• WHAT TO DO
Below are entries. Pull out all lines containing "world".
-*-*-
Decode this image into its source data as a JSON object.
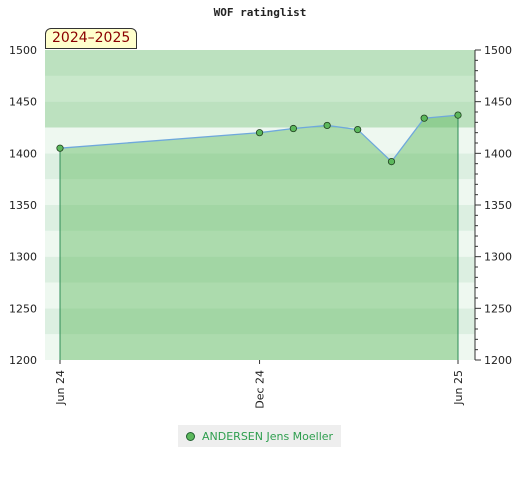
{
  "chart_data": {
    "type": "area",
    "title": "WOF ratinglist",
    "season_label": "2024–2025",
    "ylim": [
      1200,
      1500
    ],
    "y_ticks": [
      1200,
      1250,
      1300,
      1350,
      1400,
      1450,
      1500
    ],
    "x_ticks": [
      "Jun 24",
      "Dec 24",
      "Jun 25"
    ],
    "grid": true,
    "legend_position": "bottom-center",
    "series": [
      {
        "name": "ANDERSEN Jens Moeller",
        "color": "#5cb85c",
        "line_color": "#6fa8dc",
        "points": [
          {
            "x": "2024-06-01",
            "y": 1405
          },
          {
            "x": "2024-12-01",
            "y": 1420
          },
          {
            "x": "2025-01-01",
            "y": 1424
          },
          {
            "x": "2025-02-01",
            "y": 1427
          },
          {
            "x": "2025-03-01",
            "y": 1423
          },
          {
            "x": "2025-04-01",
            "y": 1392
          },
          {
            "x": "2025-05-01",
            "y": 1434
          },
          {
            "x": "2025-06-01",
            "y": 1437
          }
        ]
      }
    ]
  }
}
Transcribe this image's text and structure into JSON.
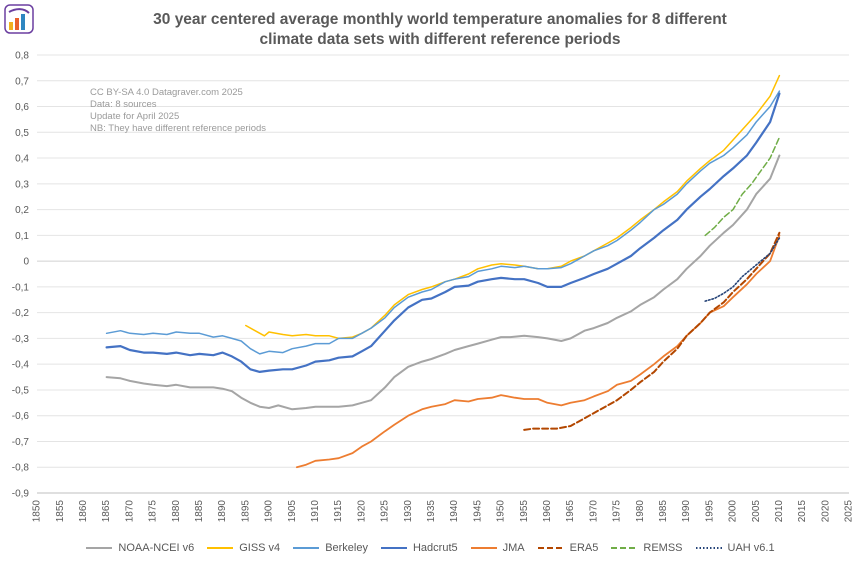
{
  "title_line1": "30 year centered average monthly world temperature anomalies for 8 different",
  "title_line2": "climate data sets with different reference periods",
  "notes": [
    "CC BY-SA 4.0 Datagraver.com 2025",
    "Data: 8 sources",
    "Update for April 2025",
    "NB: They have different reference periods"
  ],
  "chart_data": {
    "type": "line",
    "title": "30 year centered average monthly world temperature anomalies for 8 different climate data sets with different reference periods",
    "xlabel": "",
    "ylabel": "",
    "xlim": [
      1850,
      2025
    ],
    "ylim": [
      -0.9,
      0.8
    ],
    "x_ticks": [
      1850,
      1855,
      1860,
      1865,
      1870,
      1875,
      1880,
      1885,
      1890,
      1895,
      1900,
      1905,
      1910,
      1915,
      1920,
      1925,
      1930,
      1935,
      1940,
      1945,
      1950,
      1955,
      1960,
      1965,
      1970,
      1975,
      1980,
      1985,
      1990,
      1995,
      2000,
      2005,
      2010,
      2015,
      2020,
      2025
    ],
    "y_ticks": [
      0.8,
      0.7,
      0.6,
      0.5,
      0.4,
      0.3,
      0.2,
      0.1,
      0,
      -0.1,
      -0.2,
      -0.3,
      -0.4,
      -0.5,
      -0.6,
      -0.7,
      -0.8,
      -0.9
    ],
    "y_tick_labels": [
      "0,8",
      "0,7",
      "0,6",
      "0,5",
      "0,4",
      "0,3",
      "0,2",
      "0,1",
      "0",
      "-0,1",
      "-0,2",
      "-0,3",
      "-0,4",
      "-0,5",
      "-0,6",
      "-0,7",
      "-0,8",
      "-0,9"
    ],
    "series": [
      {
        "name": "NOAA-NCEI v6",
        "color": "#a5a5a5",
        "dash": "solid",
        "width": 2,
        "x": [
          1865,
          1868,
          1870,
          1873,
          1875,
          1878,
          1880,
          1883,
          1885,
          1888,
          1890,
          1892,
          1894,
          1896,
          1898,
          1900,
          1902,
          1905,
          1908,
          1910,
          1912,
          1915,
          1918,
          1920,
          1922,
          1925,
          1927,
          1930,
          1933,
          1935,
          1938,
          1940,
          1943,
          1945,
          1948,
          1950,
          1952,
          1955,
          1958,
          1960,
          1963,
          1965,
          1968,
          1970,
          1973,
          1975,
          1978,
          1980,
          1983,
          1985,
          1988,
          1990,
          1993,
          1995,
          1998,
          2000,
          2003,
          2005,
          2008,
          2010
        ],
        "y": [
          -0.45,
          -0.455,
          -0.465,
          -0.475,
          -0.48,
          -0.485,
          -0.48,
          -0.49,
          -0.49,
          -0.49,
          -0.495,
          -0.505,
          -0.53,
          -0.55,
          -0.565,
          -0.57,
          -0.56,
          -0.575,
          -0.57,
          -0.565,
          -0.565,
          -0.565,
          -0.56,
          -0.55,
          -0.54,
          -0.49,
          -0.45,
          -0.41,
          -0.39,
          -0.38,
          -0.36,
          -0.345,
          -0.33,
          -0.32,
          -0.305,
          -0.295,
          -0.295,
          -0.29,
          -0.295,
          -0.3,
          -0.31,
          -0.3,
          -0.27,
          -0.26,
          -0.24,
          -0.22,
          -0.195,
          -0.17,
          -0.14,
          -0.11,
          -0.07,
          -0.03,
          0.02,
          0.06,
          0.11,
          0.14,
          0.2,
          0.26,
          0.32,
          0.41
        ]
      },
      {
        "name": "GISS v4",
        "color": "#ffc000",
        "dash": "solid",
        "width": 1.5,
        "x": [
          1895,
          1897,
          1899,
          1900,
          1903,
          1905,
          1908,
          1910,
          1913,
          1915,
          1918,
          1920,
          1922,
          1925,
          1927,
          1930,
          1933,
          1935,
          1938,
          1940,
          1943,
          1945,
          1948,
          1950,
          1953,
          1955,
          1958,
          1960,
          1963,
          1965,
          1968,
          1970,
          1973,
          1975,
          1978,
          1980,
          1983,
          1985,
          1988,
          1990,
          1993,
          1995,
          1998,
          2000,
          2003,
          2005,
          2008,
          2010
        ],
        "y": [
          -0.25,
          -0.27,
          -0.29,
          -0.275,
          -0.285,
          -0.29,
          -0.285,
          -0.29,
          -0.29,
          -0.3,
          -0.295,
          -0.28,
          -0.26,
          -0.21,
          -0.17,
          -0.13,
          -0.11,
          -0.1,
          -0.08,
          -0.07,
          -0.05,
          -0.03,
          -0.015,
          -0.01,
          -0.015,
          -0.02,
          -0.03,
          -0.03,
          -0.02,
          0.0,
          0.02,
          0.04,
          0.07,
          0.09,
          0.13,
          0.16,
          0.2,
          0.23,
          0.27,
          0.31,
          0.36,
          0.39,
          0.43,
          0.47,
          0.53,
          0.57,
          0.64,
          0.72
        ]
      },
      {
        "name": "Berkeley",
        "color": "#5b9bd5",
        "dash": "solid",
        "width": 1.5,
        "x": [
          1865,
          1868,
          1870,
          1873,
          1875,
          1878,
          1880,
          1883,
          1885,
          1888,
          1890,
          1892,
          1894,
          1896,
          1898,
          1900,
          1903,
          1905,
          1908,
          1910,
          1913,
          1915,
          1918,
          1920,
          1922,
          1925,
          1927,
          1930,
          1933,
          1935,
          1938,
          1940,
          1943,
          1945,
          1948,
          1950,
          1953,
          1955,
          1958,
          1960,
          1963,
          1965,
          1968,
          1970,
          1973,
          1975,
          1978,
          1980,
          1983,
          1985,
          1988,
          1990,
          1993,
          1995,
          1998,
          2000,
          2003,
          2005,
          2008,
          2010
        ],
        "y": [
          -0.28,
          -0.27,
          -0.28,
          -0.285,
          -0.28,
          -0.285,
          -0.275,
          -0.28,
          -0.28,
          -0.295,
          -0.29,
          -0.3,
          -0.31,
          -0.34,
          -0.36,
          -0.35,
          -0.355,
          -0.34,
          -0.33,
          -0.32,
          -0.32,
          -0.3,
          -0.3,
          -0.28,
          -0.26,
          -0.22,
          -0.18,
          -0.14,
          -0.12,
          -0.11,
          -0.08,
          -0.07,
          -0.06,
          -0.04,
          -0.03,
          -0.02,
          -0.025,
          -0.02,
          -0.03,
          -0.03,
          -0.025,
          -0.01,
          0.02,
          0.04,
          0.06,
          0.08,
          0.12,
          0.15,
          0.2,
          0.22,
          0.26,
          0.3,
          0.35,
          0.38,
          0.41,
          0.44,
          0.49,
          0.54,
          0.6,
          0.66
        ]
      },
      {
        "name": "Hadcrut5",
        "color": "#4472c4",
        "dash": "solid",
        "width": 2.2,
        "x": [
          1865,
          1868,
          1870,
          1873,
          1875,
          1878,
          1880,
          1883,
          1885,
          1888,
          1890,
          1892,
          1894,
          1896,
          1898,
          1900,
          1903,
          1905,
          1908,
          1910,
          1913,
          1915,
          1918,
          1920,
          1922,
          1925,
          1927,
          1930,
          1933,
          1935,
          1938,
          1940,
          1943,
          1945,
          1948,
          1950,
          1953,
          1955,
          1958,
          1960,
          1963,
          1965,
          1968,
          1970,
          1973,
          1975,
          1978,
          1980,
          1983,
          1985,
          1988,
          1990,
          1993,
          1995,
          1998,
          2000,
          2003,
          2005,
          2008,
          2010
        ],
        "y": [
          -0.335,
          -0.33,
          -0.345,
          -0.355,
          -0.355,
          -0.36,
          -0.355,
          -0.365,
          -0.36,
          -0.365,
          -0.355,
          -0.37,
          -0.39,
          -0.42,
          -0.43,
          -0.425,
          -0.42,
          -0.42,
          -0.405,
          -0.39,
          -0.385,
          -0.375,
          -0.37,
          -0.35,
          -0.33,
          -0.27,
          -0.23,
          -0.18,
          -0.15,
          -0.145,
          -0.12,
          -0.1,
          -0.095,
          -0.08,
          -0.07,
          -0.065,
          -0.07,
          -0.07,
          -0.085,
          -0.1,
          -0.1,
          -0.085,
          -0.065,
          -0.05,
          -0.03,
          -0.01,
          0.02,
          0.05,
          0.09,
          0.12,
          0.16,
          0.2,
          0.25,
          0.28,
          0.33,
          0.36,
          0.41,
          0.46,
          0.54,
          0.65
        ]
      },
      {
        "name": "JMA",
        "color": "#ed7d31",
        "dash": "solid",
        "width": 1.8,
        "x": [
          1906,
          1908,
          1910,
          1913,
          1915,
          1918,
          1920,
          1922,
          1925,
          1927,
          1930,
          1933,
          1935,
          1938,
          1940,
          1943,
          1945,
          1948,
          1950,
          1953,
          1955,
          1958,
          1960,
          1963,
          1965,
          1968,
          1970,
          1973,
          1975,
          1978,
          1980,
          1983,
          1985,
          1988,
          1990,
          1993,
          1995,
          1998,
          2000,
          2003,
          2005,
          2008,
          2010
        ],
        "y": [
          -0.8,
          -0.79,
          -0.775,
          -0.77,
          -0.765,
          -0.745,
          -0.72,
          -0.7,
          -0.66,
          -0.635,
          -0.6,
          -0.575,
          -0.565,
          -0.555,
          -0.54,
          -0.545,
          -0.535,
          -0.53,
          -0.52,
          -0.53,
          -0.535,
          -0.535,
          -0.55,
          -0.56,
          -0.55,
          -0.54,
          -0.525,
          -0.505,
          -0.48,
          -0.465,
          -0.44,
          -0.4,
          -0.37,
          -0.33,
          -0.29,
          -0.24,
          -0.2,
          -0.175,
          -0.14,
          -0.09,
          -0.05,
          0.0,
          0.1
        ]
      },
      {
        "name": "ERA5",
        "color": "#b34700",
        "dash": "dashed",
        "width": 2,
        "x": [
          1955,
          1957,
          1960,
          1962,
          1965,
          1968,
          1970,
          1973,
          1975,
          1978,
          1980,
          1983,
          1985,
          1988,
          1990,
          1993,
          1995,
          1998,
          2000,
          2003,
          2005,
          2008,
          2010
        ],
        "y": [
          -0.655,
          -0.65,
          -0.65,
          -0.65,
          -0.64,
          -0.61,
          -0.59,
          -0.56,
          -0.54,
          -0.5,
          -0.47,
          -0.43,
          -0.39,
          -0.34,
          -0.29,
          -0.24,
          -0.2,
          -0.16,
          -0.12,
          -0.07,
          -0.03,
          0.03,
          0.11
        ]
      },
      {
        "name": "REMSS",
        "color": "#70ad47",
        "dash": "dashed",
        "width": 1.5,
        "x": [
          1994,
          1996,
          1998,
          2000,
          2002,
          2004,
          2006,
          2008,
          2010
        ],
        "y": [
          0.1,
          0.13,
          0.17,
          0.2,
          0.26,
          0.3,
          0.35,
          0.4,
          0.48
        ]
      },
      {
        "name": "UAH v6.1",
        "color": "#264478",
        "dash": "dotted",
        "width": 1.6,
        "x": [
          1994,
          1996,
          1998,
          2000,
          2002,
          2004,
          2006,
          2008,
          2010
        ],
        "y": [
          -0.155,
          -0.145,
          -0.125,
          -0.1,
          -0.06,
          -0.03,
          0.0,
          0.03,
          0.09
        ]
      }
    ]
  }
}
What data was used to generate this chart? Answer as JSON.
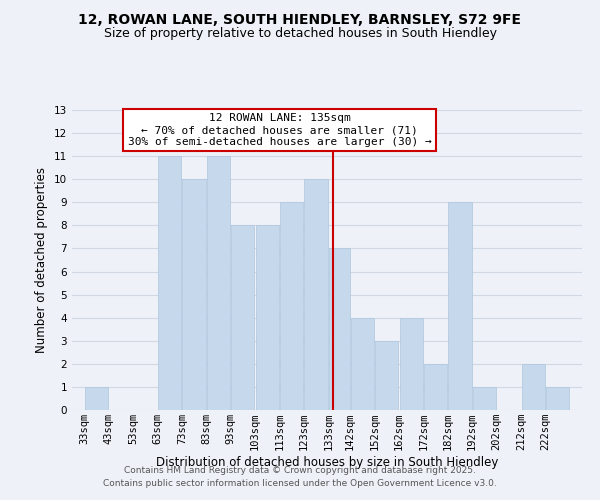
{
  "title": "12, ROWAN LANE, SOUTH HIENDLEY, BARNSLEY, S72 9FE",
  "subtitle": "Size of property relative to detached houses in South Hiendley",
  "xlabel": "Distribution of detached houses by size in South Hiendley",
  "ylabel": "Number of detached properties",
  "bar_color": "#c5d8ec",
  "bar_edge_color": "#aec6de",
  "background_color": "#eef2f8",
  "grid_color": "#d0d8e4",
  "bins": [
    33,
    43,
    53,
    63,
    73,
    83,
    93,
    103,
    113,
    123,
    133,
    142,
    152,
    162,
    172,
    182,
    192,
    202,
    212,
    222,
    232
  ],
  "counts": [
    1,
    0,
    0,
    11,
    10,
    11,
    8,
    8,
    9,
    10,
    7,
    4,
    3,
    4,
    2,
    9,
    1,
    0,
    2,
    1
  ],
  "ylim": [
    0,
    13
  ],
  "yticks": [
    0,
    1,
    2,
    3,
    4,
    5,
    6,
    7,
    8,
    9,
    10,
    11,
    12,
    13
  ],
  "property_line_x": 135,
  "property_line_color": "#cc0000",
  "annotation_title": "12 ROWAN LANE: 135sqm",
  "annotation_line1": "← 70% of detached houses are smaller (71)",
  "annotation_line2": "30% of semi-detached houses are larger (30) →",
  "annotation_box_color": "#ffffff",
  "annotation_box_edge_color": "#cc0000",
  "footer_line1": "Contains HM Land Registry data © Crown copyright and database right 2025.",
  "footer_line2": "Contains public sector information licensed under the Open Government Licence v3.0.",
  "title_fontsize": 10,
  "subtitle_fontsize": 9,
  "xlabel_fontsize": 8.5,
  "ylabel_fontsize": 8.5,
  "tick_fontsize": 7.5,
  "annotation_fontsize": 8,
  "footer_fontsize": 6.5
}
-*-*-
• SOLUTION TO THIS EXERCISE
  "title_line1": "30 year centered average monthly world temperature anomalies for 8 different",
    "title": "30 year centered average monthly world temperature anomalies for 8 different climate data sets with different reference periods",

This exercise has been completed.